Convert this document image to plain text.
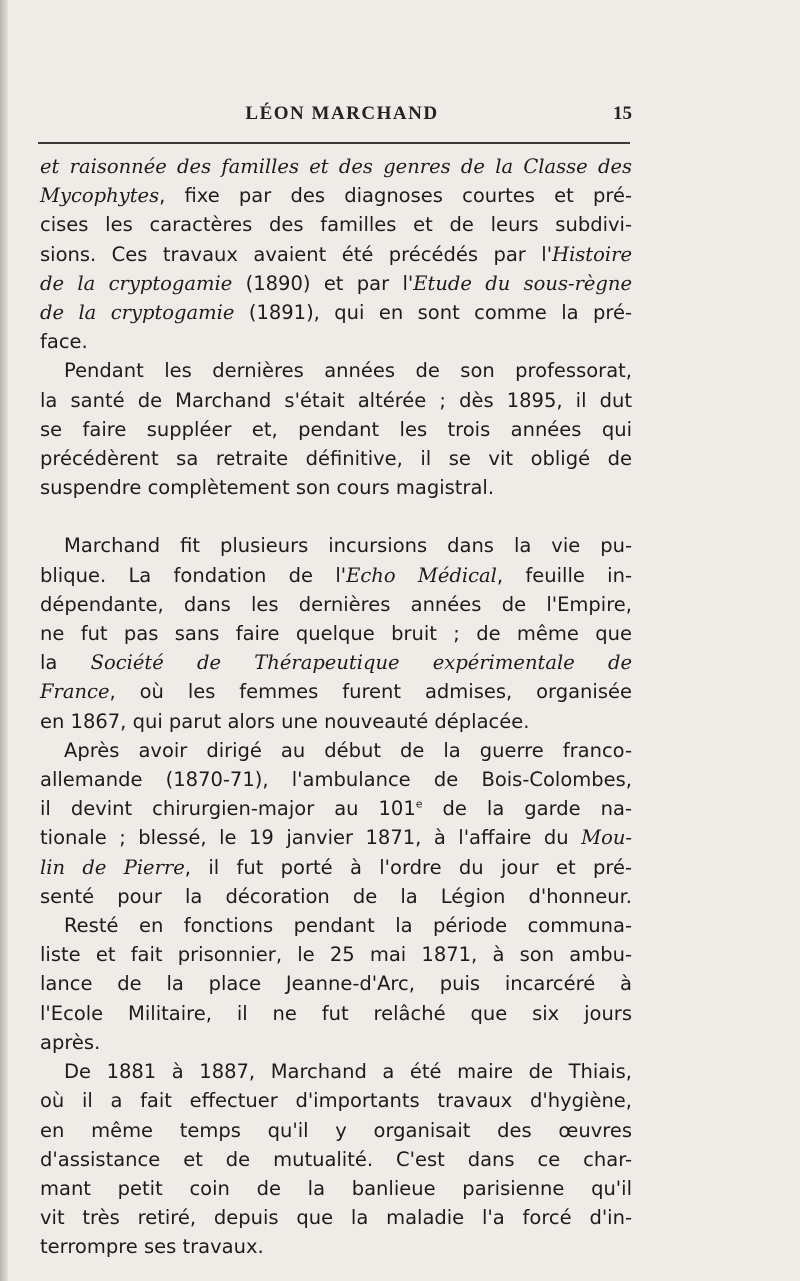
LÉON MARCHAND	15
et raisonnée des familles et des genres de la Classe des
Mycophytes, fixe par des diagnoses courtes et pré-
cises les caractères des familles et de leurs subdivi-
sions. Ces travaux avaient été précédés par l'Histoire
de la cryptogamie (1890) et par l'Etude du sous-règne
de la cryptogamie (1891), qui en sont comme la pré-
face.
Pendant les dernières années de son professorat,
la santé de Marchand s'était altérée ; dès 1895, il dut
se faire suppléer et, pendant les trois années qui
précédèrent sa retraite définitive, il se vit obligé de
suspendre complètement son cours magistral.
Marchand fit plusieurs incursions dans la vie pu-
blique. La fondation de l'Echo Médical, feuille in-
dépendante, dans les dernières années de l'Empire,
ne fut pas sans faire quelque bruit ; de même que
la Société de Thérapeutique expérimentale de
France, où les femmes furent admises, organisée
en 1867, qui parut alors une nouveauté déplacée.
Après avoir dirigé au début de la guerre franco-
allemande (1870-71), l'ambulance de Bois-Colombes,
il devint chirurgien-major au 101e de la garde na-
tionale ; blessé, le 19 janvier 1871, à l'affaire du Mou-
lin de Pierre, il fut porté à l'ordre du jour et pré-
senté pour la décoration de la Légion d'honneur.
Resté en fonctions pendant la période communa-
liste et fait prisonnier, le 25 mai 1871, à son ambu-
lance de la place Jeanne-d'Arc, puis incarcéré à
l'Ecole Militaire, il ne fut relâché que six jours
après.
De 1881 à 1887, Marchand a été maire de Thiais,
où il a fait effectuer d'importants travaux d'hygiène,
en même temps qu'il y organisait des œuvres
d'assistance et de mutualité. C'est dans ce char-
mant petit coin de la banlieue parisienne qu'il
vit très retiré, depuis que la maladie l'a forcé d'in-
terrompre ses travaux.
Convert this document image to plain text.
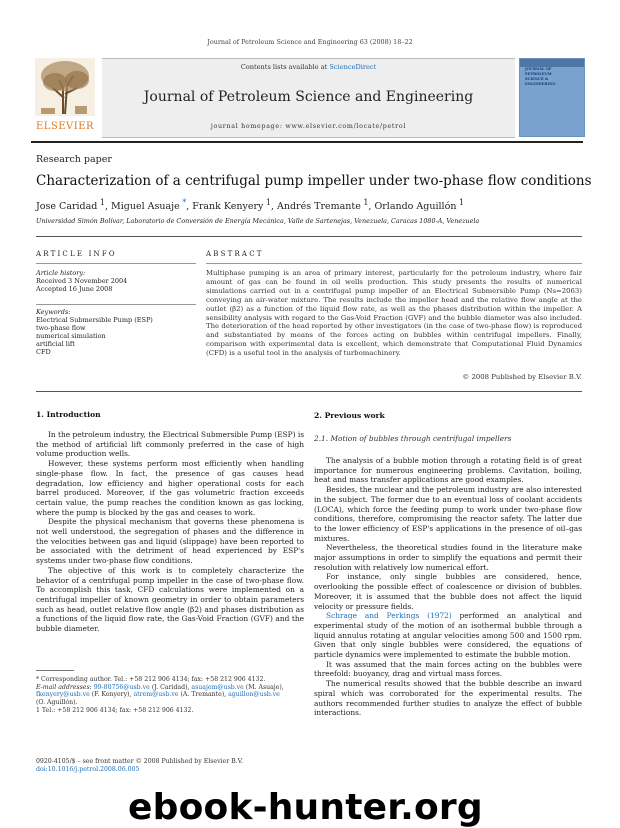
Journal of Petroleum Science and Engineering 63 (2008) 18–22
ELSEVIER
Contents lists available at ScienceDirect
Journal of Petroleum Science and Engineering
journal homepage: www.elsevier.com/locate/petrol
JOURNAL OF
PETROLEUM
SCIENCE &
ENGINEERING
Research paper
Characterization of a centrifugal pump impeller under two-phase flow conditions
Jose Caridad $^1$, Miguel Asuaje *, Frank Kenyery $^1$, Andrés Tremante $^1$, Orlando Aguillón $^1$
Universidad Simón Bolívar, Laboratorio de Conversión de Energía Mecánica, Valle de Sartenejas, Venezuela, Caracas 1080-A, Venezuela
ARTICLE INFO
Article history:
Received 3 November 2004
Accepted 16 June 2008
Keywords:
Electrical Submersible Pump (ESP)
two-phase flow
numerical simulation
artificial lift
CFD
ABSTRACT
Multiphase pumping is an area of primary interest, particularly for the petroleum industry, where fair amount of gas can be found in oil wells production. This study presents the results of numerical simulations carried out in a centrifugal pump impeller of an Electrical Submersible Pump (Ns=2063) conveying an air-water mixture. The results include the impeller head and the relative flow angle at the outlet (β2) as a function of the liquid flow rate, as well as the phases distribution within the impeller. A sensibility analysis with regard to the Gas-Void Fraction (GVF) and the bubble diameter was also included. The deterioration of the head reported by other investigators (in the case of two-phase flow) is reproduced and substantiated by means of the forces acting on bubbles within centrifugal impellers. Finally, comparison with experimental data is excellent, which demonstrate that Computational Fluid Dynamics (CFD) is a useful tool in the analysis of turbomachinery.
© 2008 Published by Elsevier B.V.
1. Introduction

In the petroleum industry, the Electrical Submersible Pump (ESP) is the method of artificial lift commonly preferred in the case of high volume production wells.

However, these systems perform most efficiently when handling single-phase flow. In fact, the presence of gas causes head degradation, low efficiency and higher operational costs for each barrel produced. Moreover, if the gas volumetric fraction exceeds certain value, the pump reaches the condition known as gas locking, where the pump is blocked by the gas and ceases to work.

Despite the physical mechanism that governs these phenomena is not well understood, the segregation of phases and the difference in the velocities between gas and liquid (slippage) have been reported to be associated with the detriment of head experienced by ESP's systems under two-phase flow conditions.

The objective of this work is to completely characterize the behavior of a centrifugal pump impeller in the case of two-phase flow. To accomplish this task, CFD calculations were implemented on a centrifugal impeller of known geometry in order to obtain parameters such as head, outlet relative flow angle (β2) and phases distribution as a functions of the liquid flow rate, the Gas-Void Fraction (GVF) and the bubble diameter.

2. Previous work
2.1. Motion of bubbles through centrifugal impellers

The analysis of a bubble motion through a rotating field is of great importance for numerous engineering problems. Cavitation, boiling, heat and mass transfer applications are good examples.

Besides, the nuclear and the petroleum industry are also interested in the subject. The former due to an eventual loss of coolant accidents (LOCA), which force the feeding pump to work under two-phase flow conditions, therefore, compromising the reactor safety. The latter due to the lower efficiency of ESP's applications in the presence of oil–gas mixtures.

Nevertheless, the theoretical studies found in the literature make major assumptions in order to simplify the equations and permit their resolution with relatively low numerical effort.

For instance, only single bubbles are considered, hence, overlooking the possible effect of coalescence or division of bubbles. Moreover, it is assumed that the bubble does not affect the liquid velocity or pressure fields.

Schrage and Perkings (1972) performed an analytical and experimental study of the motion of an isothermal bubble through a liquid annulus rotating at angular velocities among 500 and 1500 rpm. Given that only single bubbles were considered, the equations of particle dynamics were implemented to estimate the bubble motion.

It was assumed that the main forces acting on the bubbles were threefold: buoyancy, drag and virtual mass forces.

The numerical results showed that the bubble describe an inward spiral which was corroborated for the experimental results. The authors recommended further studies to analyze the effect of bubble interactions.

* Corresponding author. Tel.: +58 212 906 4134; fax: +58 212 906 4132.
E-mail addresses: 99-80756@usb.ve (J. Caridad), asuajem@usb.ve (M. Asuaje),
fkenyery@usb.ve (F. Kenyery), atrem@usb.ve (A. Tremante), aguillon@usb.ve
(O. Aguillón).
1 Tel.: +58 212 906 4134; fax: +58 212 906 4132.
0920-4105/$ – see front matter © 2008 Published by Elsevier B.V.
doi:10.1016/j.petrol.2008.06.005
ebook-hunter.org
****
* **Set problem**
Reproduce the listing above exactly, excluding all pictures.

* **Completed exercise**
Convert this document image to plain text.
LÉON MARCHAND	15
et raisonnée des familles et des genres de la Classe des
Mycophytes, fixe par des diagnoses courtes et pré-
cises les caractères des familles et de leurs subdivi-
sions. Ces travaux avaient été précédés par l'Histoire
de la cryptogamie (1890) et par l'Etude du sous-règne
de la cryptogamie (1891), qui en sont comme la pré-
face.
Pendant les dernières années de son professorat,
la santé de Marchand s'était altérée ; dès 1895, il dut
se faire suppléer et, pendant les trois années qui
précédèrent sa retraite définitive, il se vit obligé de
suspendre complètement son cours magistral.
Marchand fit plusieurs incursions dans la vie pu-
blique. La fondation de l'Echo Médical, feuille in-
dépendante, dans les dernières années de l'Empire,
ne fut pas sans faire quelque bruit ; de même que
la Société de Thérapeutique expérimentale de
France, où les femmes furent admises, organisée
en 1867, qui parut alors une nouveauté déplacée.
Après avoir dirigé au début de la guerre franco-
allemande (1870-71), l'ambulance de Bois-Colombes,
il devint chirurgien-major au 101e de la garde na-
tionale ; blessé, le 19 janvier 1871, à l'affaire du Mou-
lin de Pierre, il fut porté à l'ordre du jour et pré-
senté pour la décoration de la Légion d'honneur.
Resté en fonctions pendant la période communa-
liste et fait prisonnier, le 25 mai 1871, à son ambu-
lance de la place Jeanne-d'Arc, puis incarcéré à
l'Ecole Militaire, il ne fut relâché que six jours
après.
De 1881 à 1887, Marchand a été maire de Thiais,
où il a fait effectuer d'importants travaux d'hygiène,
en même temps qu'il y organisait des œuvres
d'assistance et de mutualité. C'est dans ce char-
mant petit coin de la banlieue parisienne qu'il
vit très retiré, depuis que la maladie l'a forcé d'in-
terrompre ses travaux.
Convert this document image to plain text.
Journal of Petroleum Science and Engineering 63 (2008) 18–22
ELSEVIER
Contents lists available at ScienceDirect
Journal of Petroleum Science and Engineering
journal homepage: www.elsevier.com/locate/petrol
JOURNAL OF
PETROLEUM
SCIENCE &
ENGINEERING
Research paper
Characterization of a centrifugal pump impeller under two-phase flow conditions
Jose Caridad $^1$, Miguel Asuaje *, Frank Kenyery $^1$, Andrés Tremante $^1$, Orlando Aguillón $^1$
Universidad Simón Bolívar, Laboratorio de Conversión de Energía Mecánica, Valle de Sartenejas, Venezuela, Caracas 1080-A, Venezuela
ARTICLE INFO
Article history:
Received 3 November 2004
Accepted 16 June 2008
Keywords:
Electrical Submersible Pump (ESP)
two-phase flow
numerical simulation
artificial lift
CFD
ABSTRACT
Multiphase pumping is an area of primary interest, particularly for the petroleum industry, where fair amount of gas can be found in oil wells production. This study presents the results of numerical simulations carried out in a centrifugal pump impeller of an Electrical Submersible Pump (Ns=2063) conveying an air-water mixture. The results include the impeller head and the relative flow angle at the outlet (β2) as a function of the liquid flow rate, as well as the phases distribution within the impeller. A sensibility analysis with regard to the Gas-Void Fraction (GVF) and the bubble diameter was also included. The deterioration of the head reported by other investigators (in the case of two-phase flow) is reproduced and substantiated by means of the forces acting on bubbles within centrifugal impellers. Finally, comparison with experimental data is excellent, which demonstrate that Computational Fluid Dynamics (CFD) is a useful tool in the analysis of turbomachinery.
© 2008 Published by Elsevier B.V.
1. Introduction

In the petroleum industry, the Electrical Submersible Pump (ESP) is the method of artificial lift commonly preferred in the case of high volume production wells.

However, these systems perform most efficiently when handling single-phase flow. In fact, the presence of gas causes head degradation, low efficiency and higher operational costs for each barrel produced. Moreover, if the gas volumetric fraction exceeds certain value, the pump reaches the condition known as gas locking, where the pump is blocked by the gas and ceases to work.

Despite the physical mechanism that governs these phenomena is not well understood, the segregation of phases and the difference in the velocities between gas and liquid (slippage) have been reported to be associated with the detriment of head experienced by ESP's systems under two-phase flow conditions.

The objective of this work is to completely characterize the behavior of a centrifugal pump impeller in the case of two-phase flow. To accomplish this task, CFD calculations were implemented on a centrifugal impeller of known geometry in order to obtain parameters such as head, outlet relative flow angle (β2) and phases distribution as a functions of the liquid flow rate, the Gas-Void Fraction (GVF) and the bubble diameter.

2. Previous work
2.1. Motion of bubbles through centrifugal impellers

The analysis of a bubble motion through a rotating field is of great importance for numerous engineering problems. Cavitation, boiling, heat and mass transfer applications are good examples.

Besides, the nuclear and the petroleum industry are also interested in the subject. The former due to an eventual loss of coolant accidents (LOCA), which force the feeding pump to work under two-phase flow conditions, therefore, compromising the reactor safety. The latter due to the lower efficiency of ESP's applications in the presence of oil–gas mixtures.

Nevertheless, the theoretical studies found in the literature make major assumptions in order to simplify the equations and permit their resolution with relatively low numerical effort.

For instance, only single bubbles are considered, hence, overlooking the possible effect of coalescence or division of bubbles. Moreover, it is assumed that the bubble does not affect the liquid velocity or pressure fields.

Schrage and Perkings (1972) performed an analytical and experimental study of the motion of an isothermal bubble through a liquid annulus rotating at angular velocities among 500 and 1500 rpm. Given that only single bubbles were considered, the equations of particle dynamics were implemented to estimate the bubble motion.

It was assumed that the main forces acting on the bubbles were threefold: buoyancy, drag and virtual mass forces.

The numerical results showed that the bubble describe an inward spiral which was corroborated for the experimental results. The authors recommended further studies to analyze the effect of bubble interactions.

* Corresponding author. Tel.: +58 212 906 4134; fax: +58 212 906 4132.
E-mail addresses: 99-80756@usb.ve (J. Caridad), asuajem@usb.ve (M. Asuaje),
fkenyery@usb.ve (F. Kenyery), atrem@usb.ve (A. Tremante), aguillon@usb.ve
(O. Aguillón).
1 Tel.: +58 212 906 4134; fax: +58 212 906 4132.
0920-4105/$ – see front matter © 2008 Published by Elsevier B.V.
doi:10.1016/j.petrol.2008.06.005
ebook-hunter.org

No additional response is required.